-- Begin Records provided --
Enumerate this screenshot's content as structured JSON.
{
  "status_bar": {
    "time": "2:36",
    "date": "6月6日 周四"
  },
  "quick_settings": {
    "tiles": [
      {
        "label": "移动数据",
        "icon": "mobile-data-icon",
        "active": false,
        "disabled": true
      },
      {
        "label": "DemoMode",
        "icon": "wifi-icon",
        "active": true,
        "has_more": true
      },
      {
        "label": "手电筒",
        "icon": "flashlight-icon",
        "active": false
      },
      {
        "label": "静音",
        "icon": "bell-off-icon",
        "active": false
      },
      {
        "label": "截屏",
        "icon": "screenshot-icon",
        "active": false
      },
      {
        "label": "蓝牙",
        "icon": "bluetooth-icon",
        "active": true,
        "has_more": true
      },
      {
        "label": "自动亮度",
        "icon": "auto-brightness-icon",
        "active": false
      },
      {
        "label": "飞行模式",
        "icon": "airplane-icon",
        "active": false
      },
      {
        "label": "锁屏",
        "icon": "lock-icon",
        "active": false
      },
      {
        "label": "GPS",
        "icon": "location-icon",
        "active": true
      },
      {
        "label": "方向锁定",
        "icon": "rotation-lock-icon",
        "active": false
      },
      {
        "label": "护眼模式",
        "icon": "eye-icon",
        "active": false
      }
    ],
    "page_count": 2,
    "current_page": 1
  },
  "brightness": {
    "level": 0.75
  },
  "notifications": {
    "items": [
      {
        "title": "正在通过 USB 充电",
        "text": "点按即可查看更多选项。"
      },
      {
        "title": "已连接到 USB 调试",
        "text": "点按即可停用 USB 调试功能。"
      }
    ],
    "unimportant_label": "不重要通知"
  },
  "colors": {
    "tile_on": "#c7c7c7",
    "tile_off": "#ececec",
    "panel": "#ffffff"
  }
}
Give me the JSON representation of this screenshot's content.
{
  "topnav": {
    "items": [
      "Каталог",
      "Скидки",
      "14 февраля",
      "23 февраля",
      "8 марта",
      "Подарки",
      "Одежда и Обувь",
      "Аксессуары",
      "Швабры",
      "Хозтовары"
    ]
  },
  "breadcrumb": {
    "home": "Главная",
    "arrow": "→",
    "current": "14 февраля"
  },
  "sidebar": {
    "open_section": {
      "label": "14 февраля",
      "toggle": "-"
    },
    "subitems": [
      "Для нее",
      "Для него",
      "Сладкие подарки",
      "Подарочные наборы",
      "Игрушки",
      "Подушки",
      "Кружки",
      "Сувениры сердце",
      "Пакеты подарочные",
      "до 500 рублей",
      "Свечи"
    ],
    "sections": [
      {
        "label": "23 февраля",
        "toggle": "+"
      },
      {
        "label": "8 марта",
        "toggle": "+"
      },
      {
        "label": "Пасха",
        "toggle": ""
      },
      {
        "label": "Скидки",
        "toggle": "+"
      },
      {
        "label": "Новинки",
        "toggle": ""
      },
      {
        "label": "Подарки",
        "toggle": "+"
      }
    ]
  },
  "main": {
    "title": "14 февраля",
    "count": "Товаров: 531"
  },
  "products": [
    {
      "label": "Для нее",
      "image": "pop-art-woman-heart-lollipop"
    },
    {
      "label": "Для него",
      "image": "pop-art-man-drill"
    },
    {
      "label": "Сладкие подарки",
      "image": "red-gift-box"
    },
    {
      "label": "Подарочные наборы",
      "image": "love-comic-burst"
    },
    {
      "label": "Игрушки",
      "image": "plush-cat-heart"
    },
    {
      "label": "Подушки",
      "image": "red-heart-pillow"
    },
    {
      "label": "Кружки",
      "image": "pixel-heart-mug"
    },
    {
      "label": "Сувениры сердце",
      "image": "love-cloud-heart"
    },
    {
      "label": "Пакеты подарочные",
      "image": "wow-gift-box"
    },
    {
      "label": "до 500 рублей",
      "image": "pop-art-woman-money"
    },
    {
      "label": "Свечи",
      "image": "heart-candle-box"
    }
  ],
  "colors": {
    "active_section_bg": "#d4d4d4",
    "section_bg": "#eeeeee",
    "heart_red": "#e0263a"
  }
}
-- End Records provided --
-- Begin Records provided --
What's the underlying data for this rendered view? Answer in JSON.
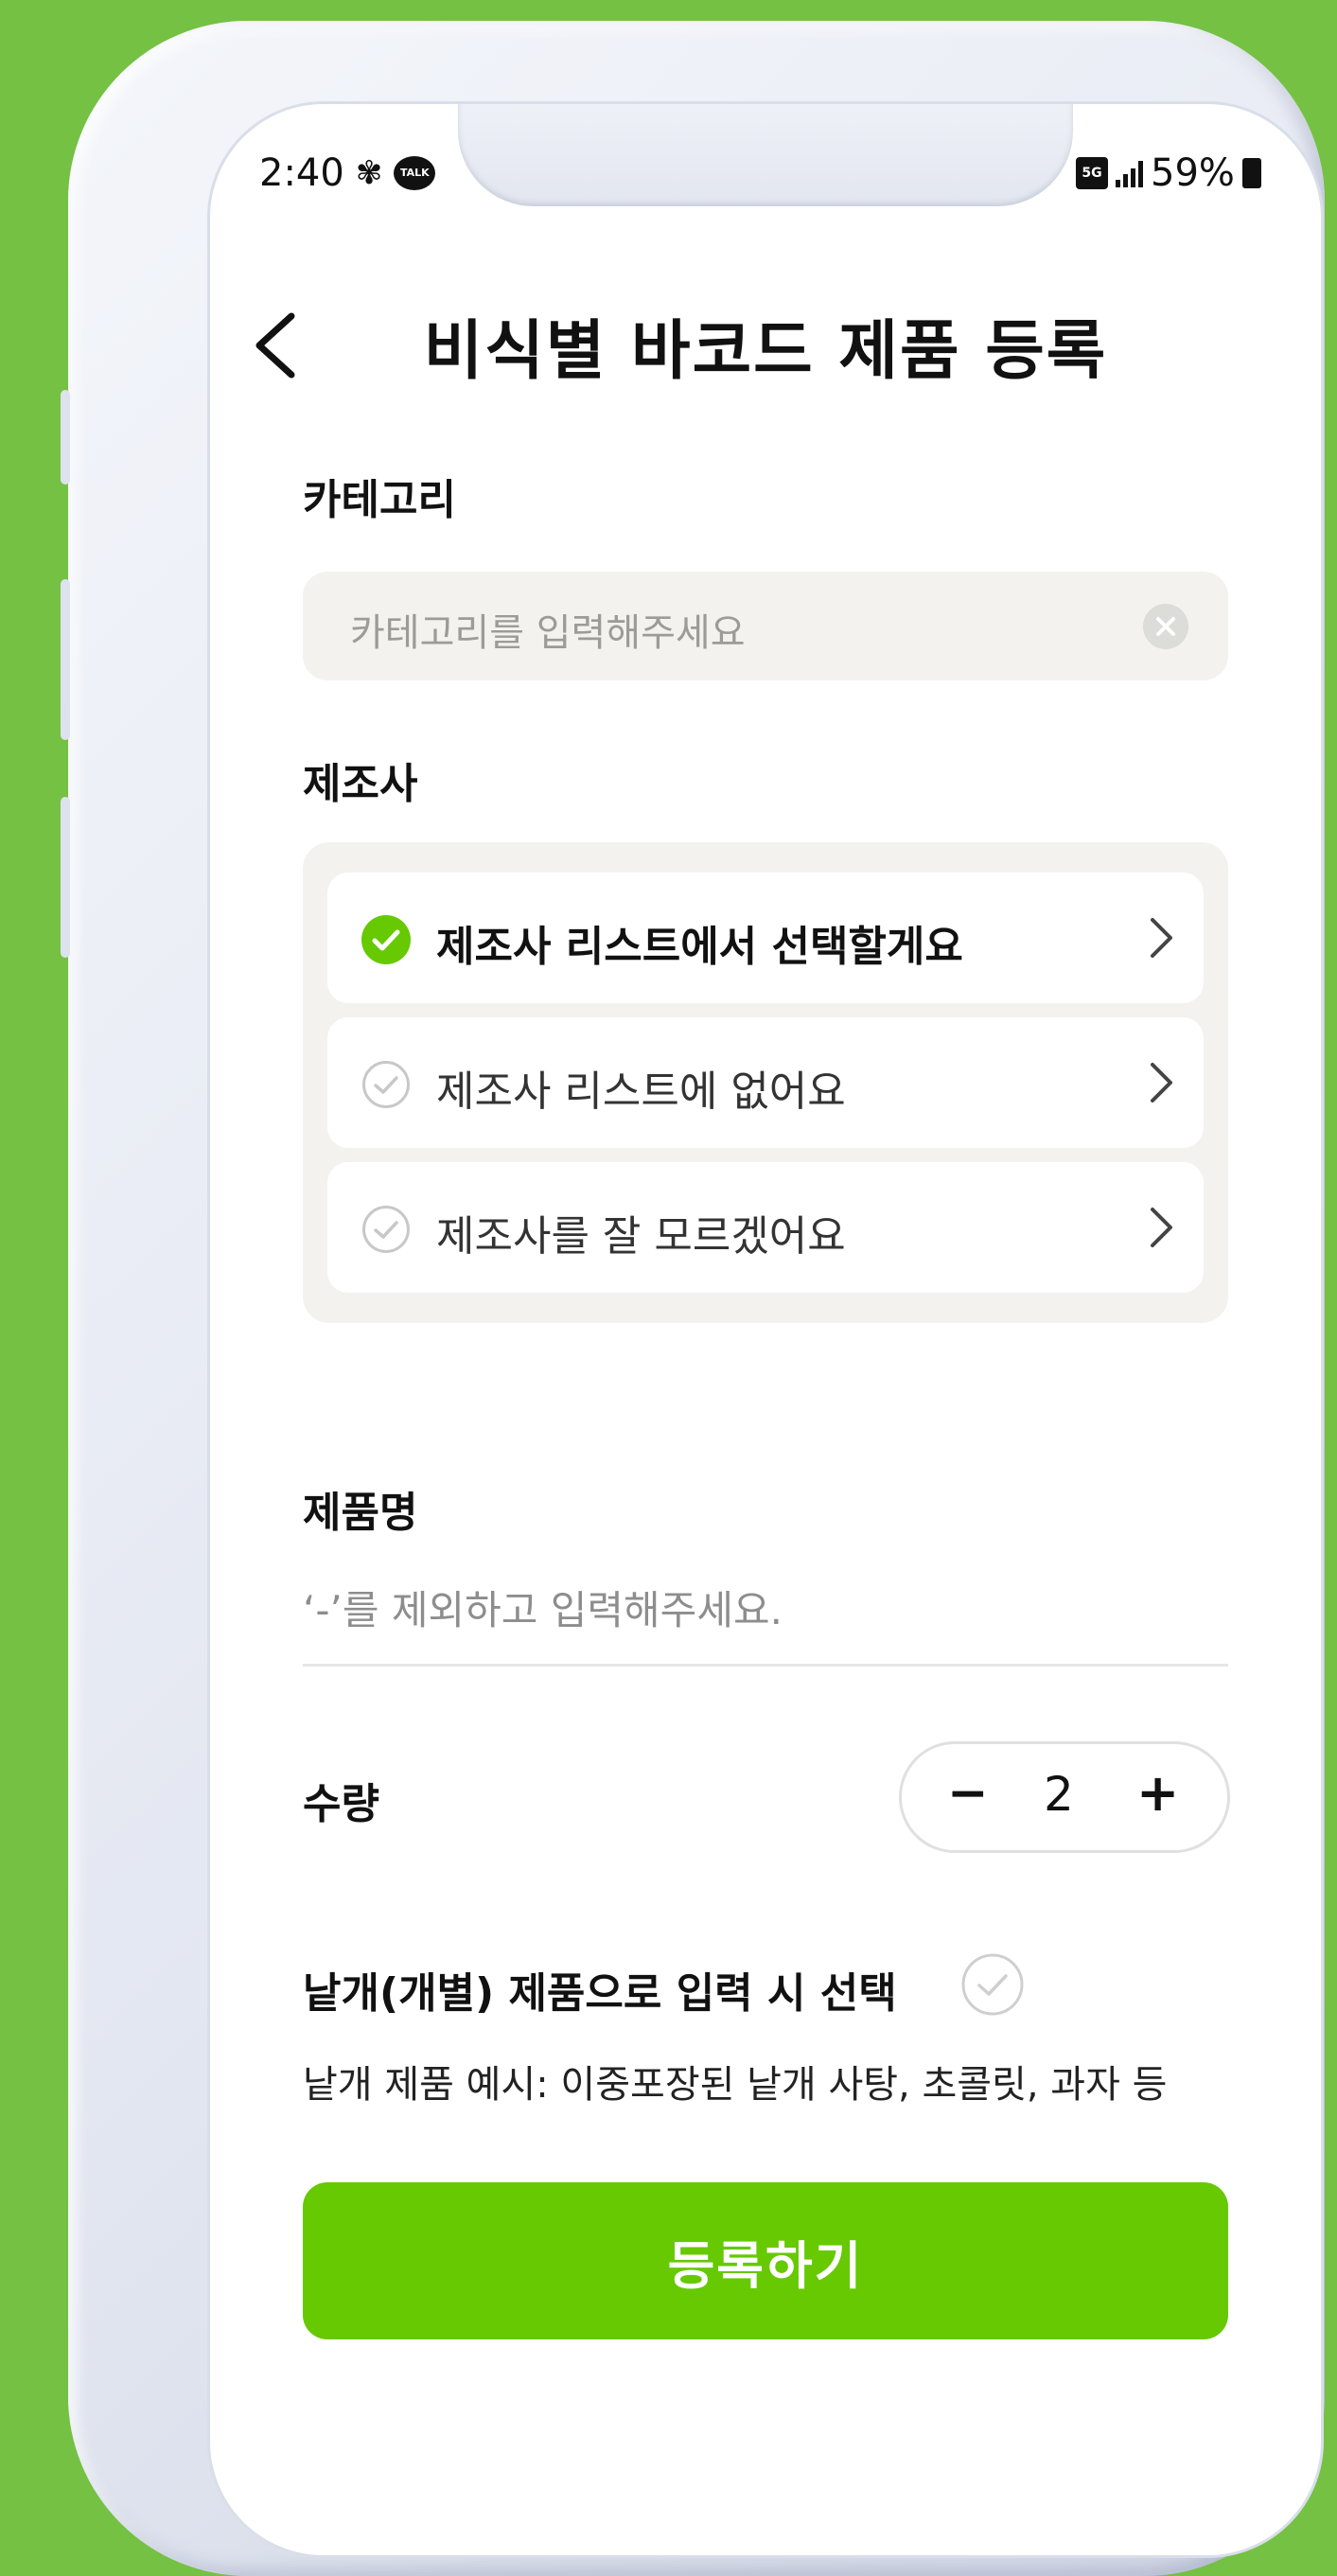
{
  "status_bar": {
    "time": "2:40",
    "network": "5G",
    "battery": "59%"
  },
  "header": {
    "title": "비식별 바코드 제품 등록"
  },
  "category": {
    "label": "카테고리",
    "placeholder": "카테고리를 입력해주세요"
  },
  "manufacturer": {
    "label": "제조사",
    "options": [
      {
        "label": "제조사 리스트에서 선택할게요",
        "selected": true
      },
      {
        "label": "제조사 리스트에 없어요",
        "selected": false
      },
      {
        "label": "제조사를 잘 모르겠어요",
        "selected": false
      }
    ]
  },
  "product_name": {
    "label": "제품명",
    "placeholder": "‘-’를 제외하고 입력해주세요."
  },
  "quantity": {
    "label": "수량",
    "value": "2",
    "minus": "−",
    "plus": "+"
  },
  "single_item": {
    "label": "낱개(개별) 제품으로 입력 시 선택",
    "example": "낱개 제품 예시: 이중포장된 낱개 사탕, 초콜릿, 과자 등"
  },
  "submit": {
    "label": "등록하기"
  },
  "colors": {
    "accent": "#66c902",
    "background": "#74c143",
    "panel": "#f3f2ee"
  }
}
-- End Records provided --
Instruction:
Pick each line holding the word "февраля" out of the listing.

Response:
      "14 февраля",
      "23 февраля",
    "current": "14 февраля"
      "label": "14 февраля",
        "label": "23 февраля",
    "title": "14 февраля",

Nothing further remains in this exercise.